Provided records:
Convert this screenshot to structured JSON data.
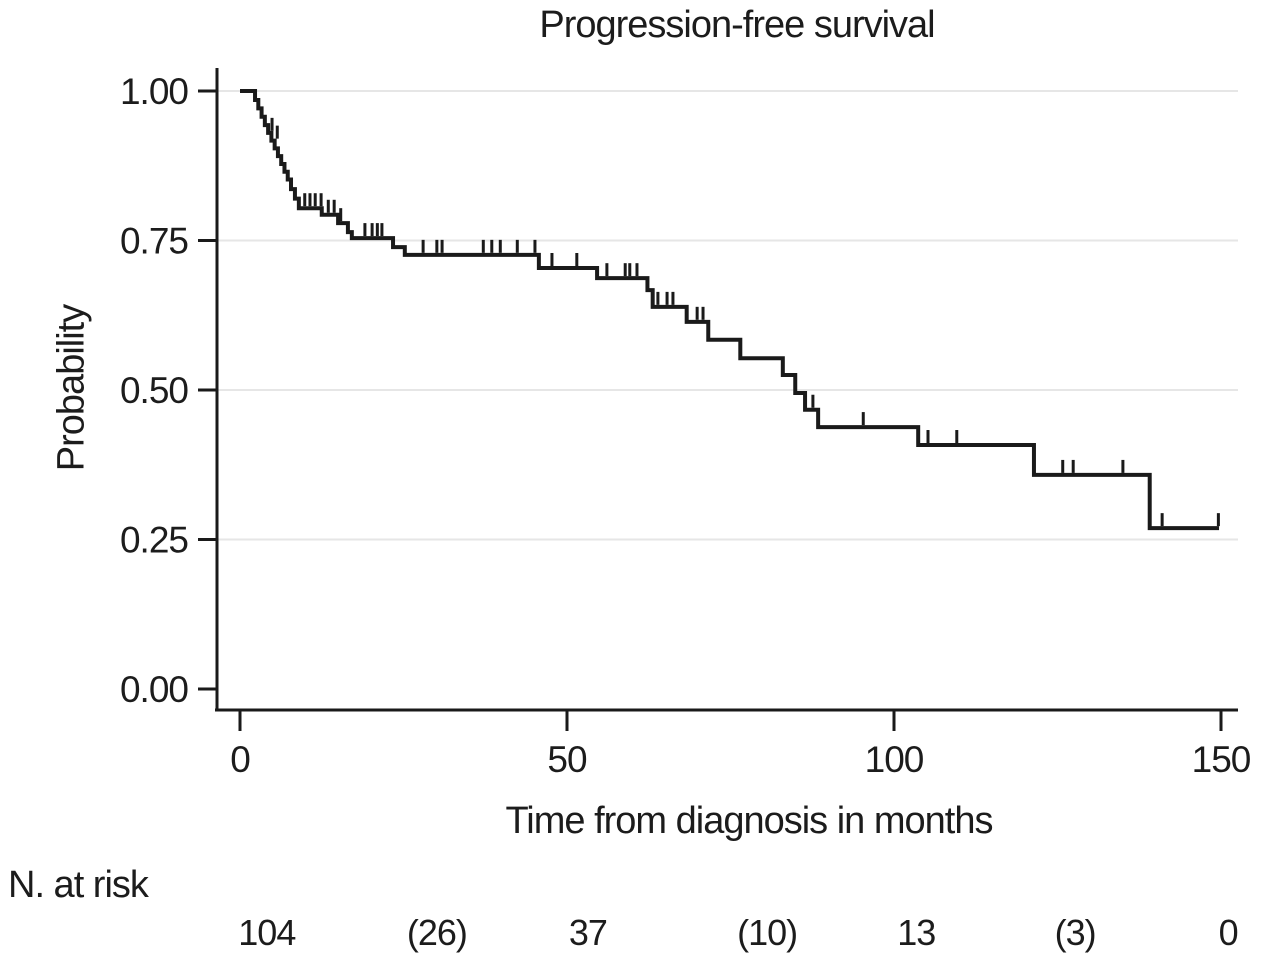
{
  "chart_data": {
    "type": "line",
    "subtype": "kaplan-meier-step-function",
    "title": "Progression-free survival",
    "xlabel": "Time from diagnosis in months",
    "ylabel": "Probability",
    "xlim": [
      0,
      150
    ],
    "ylim": [
      0.0,
      1.0
    ],
    "x_ticks": [
      "0",
      "50",
      "100",
      "150"
    ],
    "x_tick_values": [
      0,
      50,
      100,
      150
    ],
    "y_ticks": [
      "0.00",
      "0.25",
      "0.50",
      "0.75",
      "1.00"
    ],
    "y_tick_values": [
      0,
      0.25,
      0.5,
      0.75,
      1.0
    ],
    "grid": "horizontal gridlines at 0.25, 0.50, 0.75, 1.00",
    "legend": "none",
    "line_color": "#1a1a1a",
    "grid_color": "#e6e6e6",
    "background_color": "#ffffff",
    "series": [
      {
        "name": "Progression-free survival",
        "start": [
          0,
          1.0
        ],
        "end_time": 149.7,
        "steps": [
          [
            2.3,
            0.985
          ],
          [
            2.8,
            0.971
          ],
          [
            3.3,
            0.957
          ],
          [
            3.8,
            0.943
          ],
          [
            4.3,
            0.93
          ],
          [
            4.8,
            0.917
          ],
          [
            5.3,
            0.904
          ],
          [
            5.8,
            0.891
          ],
          [
            6.3,
            0.878
          ],
          [
            6.8,
            0.865
          ],
          [
            7.3,
            0.852
          ],
          [
            7.8,
            0.836
          ],
          [
            8.4,
            0.82
          ],
          [
            9.0,
            0.804
          ],
          [
            12.5,
            0.793
          ],
          [
            15.0,
            0.779
          ],
          [
            16.5,
            0.764
          ],
          [
            17.1,
            0.754
          ],
          [
            23.4,
            0.739
          ],
          [
            25.2,
            0.726
          ],
          [
            45.7,
            0.704
          ],
          [
            54.6,
            0.687
          ],
          [
            62.3,
            0.667
          ],
          [
            63.1,
            0.639
          ],
          [
            68.3,
            0.614
          ],
          [
            71.6,
            0.584
          ],
          [
            76.5,
            0.553
          ],
          [
            83.0,
            0.525
          ],
          [
            84.9,
            0.495
          ],
          [
            86.4,
            0.467
          ],
          [
            88.4,
            0.438
          ],
          [
            103.7,
            0.408
          ],
          [
            121.4,
            0.358
          ],
          [
            139.1,
            0.269
          ]
        ],
        "censor_marks": [
          [
            4.9,
            0.93
          ],
          [
            5.7,
            0.917
          ],
          [
            9.9,
            0.804
          ],
          [
            10.7,
            0.804
          ],
          [
            11.5,
            0.804
          ],
          [
            12.4,
            0.804
          ],
          [
            13.5,
            0.793
          ],
          [
            14.4,
            0.793
          ],
          [
            15.4,
            0.779
          ],
          [
            19.1,
            0.754
          ],
          [
            20.2,
            0.754
          ],
          [
            21.0,
            0.754
          ],
          [
            21.7,
            0.754
          ],
          [
            28.0,
            0.726
          ],
          [
            30.1,
            0.726
          ],
          [
            30.9,
            0.726
          ],
          [
            37.2,
            0.726
          ],
          [
            38.5,
            0.726
          ],
          [
            39.8,
            0.726
          ],
          [
            42.4,
            0.726
          ],
          [
            45.1,
            0.726
          ],
          [
            47.7,
            0.704
          ],
          [
            51.5,
            0.704
          ],
          [
            56.1,
            0.687
          ],
          [
            58.9,
            0.687
          ],
          [
            59.6,
            0.687
          ],
          [
            60.7,
            0.687
          ],
          [
            63.9,
            0.639
          ],
          [
            65.3,
            0.639
          ],
          [
            66.2,
            0.639
          ],
          [
            69.9,
            0.614
          ],
          [
            70.8,
            0.614
          ],
          [
            87.6,
            0.467
          ],
          [
            95.3,
            0.438
          ],
          [
            105.2,
            0.408
          ],
          [
            109.6,
            0.408
          ],
          [
            125.8,
            0.358
          ],
          [
            127.4,
            0.358
          ],
          [
            135.0,
            0.358
          ],
          [
            141.0,
            0.269
          ],
          [
            149.6,
            0.269
          ]
        ]
      }
    ],
    "risk_table": {
      "label": "N. at risk",
      "values": [
        "104",
        "(26)",
        "37",
        "(10)",
        "13",
        "(3)",
        "0"
      ],
      "positions_months": [
        4.1,
        30.1,
        53.2,
        80.6,
        103.4,
        127.7,
        151.1
      ]
    }
  }
}
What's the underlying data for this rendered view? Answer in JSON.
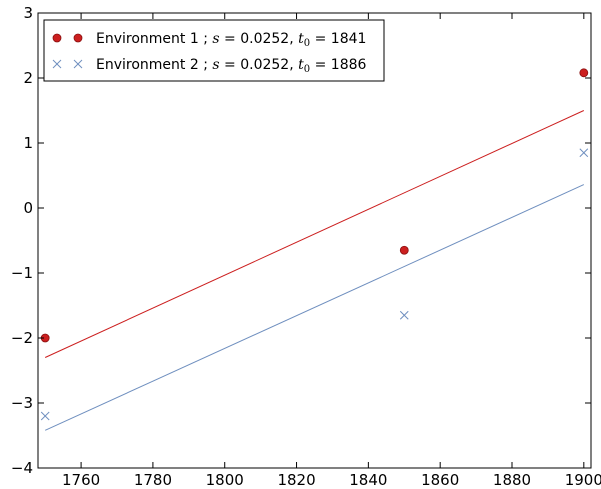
{
  "chart_data": {
    "type": "scatter",
    "title": "",
    "xlabel": "",
    "ylabel": "",
    "xlim": [
      1748,
      1902
    ],
    "ylim": [
      -4,
      3
    ],
    "xticks": [
      1760,
      1780,
      1800,
      1820,
      1840,
      1860,
      1880,
      1900
    ],
    "yticks": [
      -4,
      -3,
      -2,
      -1,
      0,
      1,
      2,
      3
    ],
    "grid": false,
    "legend_position": "top-left",
    "series": [
      {
        "name": "Environment 1",
        "s_label": "s",
        "s_value": "0.0252",
        "t0_label": "t",
        "t0_sub": "0",
        "t0_value": "1841",
        "marker": "circle",
        "color": "#cc1f1f",
        "points": [
          {
            "x": 1750,
            "y": -2.0
          },
          {
            "x": 1850,
            "y": -0.65
          },
          {
            "x": 1900,
            "y": 2.08
          }
        ],
        "fit_line": [
          {
            "x": 1750,
            "y": -2.3
          },
          {
            "x": 1900,
            "y": 1.5
          }
        ]
      },
      {
        "name": "Environment 2",
        "s_label": "s",
        "s_value": "0.0252",
        "t0_label": "t",
        "t0_sub": "0",
        "t0_value": "1886",
        "marker": "x",
        "color": "#6f8fbf",
        "points": [
          {
            "x": 1750,
            "y": -3.2
          },
          {
            "x": 1850,
            "y": -1.65
          },
          {
            "x": 1900,
            "y": 0.85
          }
        ],
        "fit_line": [
          {
            "x": 1750,
            "y": -3.42
          },
          {
            "x": 1900,
            "y": 0.36
          }
        ]
      }
    ]
  }
}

What the task requires: Reproduce each entry precisely, dropping only the pictures.

In response:
Convert this screenshot to structured JSON data.
{
  "chart_data": {
    "type": "line",
    "subtype": "kaplan-meier-step-function",
    "title": "Progression-free survival",
    "xlabel": "Time from diagnosis in months",
    "ylabel": "Probability",
    "xlim": [
      0,
      150
    ],
    "ylim": [
      0.0,
      1.0
    ],
    "x_ticks": [
      "0",
      "50",
      "100",
      "150"
    ],
    "x_tick_values": [
      0,
      50,
      100,
      150
    ],
    "y_ticks": [
      "0.00",
      "0.25",
      "0.50",
      "0.75",
      "1.00"
    ],
    "y_tick_values": [
      0,
      0.25,
      0.5,
      0.75,
      1.0
    ],
    "grid": "horizontal gridlines at 0.25, 0.50, 0.75, 1.00",
    "legend": "none",
    "line_color": "#1a1a1a",
    "grid_color": "#e6e6e6",
    "background_color": "#ffffff",
    "series": [
      {
        "name": "Progression-free survival",
        "start": [
          0,
          1.0
        ],
        "end_time": 149.7,
        "steps": [
          [
            2.3,
            0.985
          ],
          [
            2.8,
            0.971
          ],
          [
            3.3,
            0.957
          ],
          [
            3.8,
            0.943
          ],
          [
            4.3,
            0.93
          ],
          [
            4.8,
            0.917
          ],
          [
            5.3,
            0.904
          ],
          [
            5.8,
            0.891
          ],
          [
            6.3,
            0.878
          ],
          [
            6.8,
            0.865
          ],
          [
            7.3,
            0.852
          ],
          [
            7.8,
            0.836
          ],
          [
            8.4,
            0.82
          ],
          [
            9.0,
            0.804
          ],
          [
            12.5,
            0.793
          ],
          [
            15.0,
            0.779
          ],
          [
            16.5,
            0.764
          ],
          [
            17.1,
            0.754
          ],
          [
            23.4,
            0.739
          ],
          [
            25.2,
            0.726
          ],
          [
            45.7,
            0.704
          ],
          [
            54.6,
            0.687
          ],
          [
            62.3,
            0.667
          ],
          [
            63.1,
            0.639
          ],
          [
            68.3,
            0.614
          ],
          [
            71.6,
            0.584
          ],
          [
            76.5,
            0.553
          ],
          [
            83.0,
            0.525
          ],
          [
            84.9,
            0.495
          ],
          [
            86.4,
            0.467
          ],
          [
            88.4,
            0.438
          ],
          [
            103.7,
            0.408
          ],
          [
            121.4,
            0.358
          ],
          [
            139.1,
            0.269
          ]
        ],
        "censor_marks": [
          [
            4.9,
            0.93
          ],
          [
            5.7,
            0.917
          ],
          [
            9.9,
            0.804
          ],
          [
            10.7,
            0.804
          ],
          [
            11.5,
            0.804
          ],
          [
            12.4,
            0.804
          ],
          [
            13.5,
            0.793
          ],
          [
            14.4,
            0.793
          ],
          [
            15.4,
            0.779
          ],
          [
            19.1,
            0.754
          ],
          [
            20.2,
            0.754
          ],
          [
            21.0,
            0.754
          ],
          [
            21.7,
            0.754
          ],
          [
            28.0,
            0.726
          ],
          [
            30.1,
            0.726
          ],
          [
            30.9,
            0.726
          ],
          [
            37.2,
            0.726
          ],
          [
            38.5,
            0.726
          ],
          [
            39.8,
            0.726
          ],
          [
            42.4,
            0.726
          ],
          [
            45.1,
            0.726
          ],
          [
            47.7,
            0.704
          ],
          [
            51.5,
            0.704
          ],
          [
            56.1,
            0.687
          ],
          [
            58.9,
            0.687
          ],
          [
            59.6,
            0.687
          ],
          [
            60.7,
            0.687
          ],
          [
            63.9,
            0.639
          ],
          [
            65.3,
            0.639
          ],
          [
            66.2,
            0.639
          ],
          [
            69.9,
            0.614
          ],
          [
            70.8,
            0.614
          ],
          [
            87.6,
            0.467
          ],
          [
            95.3,
            0.438
          ],
          [
            105.2,
            0.408
          ],
          [
            109.6,
            0.408
          ],
          [
            125.8,
            0.358
          ],
          [
            127.4,
            0.358
          ],
          [
            135.0,
            0.358
          ],
          [
            141.0,
            0.269
          ],
          [
            149.6,
            0.269
          ]
        ]
      }
    ],
    "risk_table": {
      "label": "N. at risk",
      "values": [
        "104",
        "(26)",
        "37",
        "(10)",
        "13",
        "(3)",
        "0"
      ],
      "positions_months": [
        4.1,
        30.1,
        53.2,
        80.6,
        103.4,
        127.7,
        151.1
      ]
    }
  }
}
What's the underlying data for this rendered view? Answer in JSON.
{
  "chart_data": {
    "type": "scatter",
    "title": "",
    "xlabel": "",
    "ylabel": "",
    "xlim": [
      1748,
      1902
    ],
    "ylim": [
      -4,
      3
    ],
    "xticks": [
      1760,
      1780,
      1800,
      1820,
      1840,
      1860,
      1880,
      1900
    ],
    "yticks": [
      -4,
      -3,
      -2,
      -1,
      0,
      1,
      2,
      3
    ],
    "grid": false,
    "legend_position": "top-left",
    "series": [
      {
        "name": "Environment 1",
        "s_label": "s",
        "s_value": "0.0252",
        "t0_label": "t",
        "t0_sub": "0",
        "t0_value": "1841",
        "marker": "circle",
        "color": "#cc1f1f",
        "points": [
          {
            "x": 1750,
            "y": -2.0
          },
          {
            "x": 1850,
            "y": -0.65
          },
          {
            "x": 1900,
            "y": 2.08
          }
        ],
        "fit_line": [
          {
            "x": 1750,
            "y": -2.3
          },
          {
            "x": 1900,
            "y": 1.5
          }
        ]
      },
      {
        "name": "Environment 2",
        "s_label": "s",
        "s_value": "0.0252",
        "t0_label": "t",
        "t0_sub": "0",
        "t0_value": "1886",
        "marker": "x",
        "color": "#6f8fbf",
        "points": [
          {
            "x": 1750,
            "y": -3.2
          },
          {
            "x": 1850,
            "y": -1.65
          },
          {
            "x": 1900,
            "y": 0.85
          }
        ],
        "fit_line": [
          {
            "x": 1750,
            "y": -3.42
          },
          {
            "x": 1900,
            "y": 0.36
          }
        ]
      }
    ]
  }
}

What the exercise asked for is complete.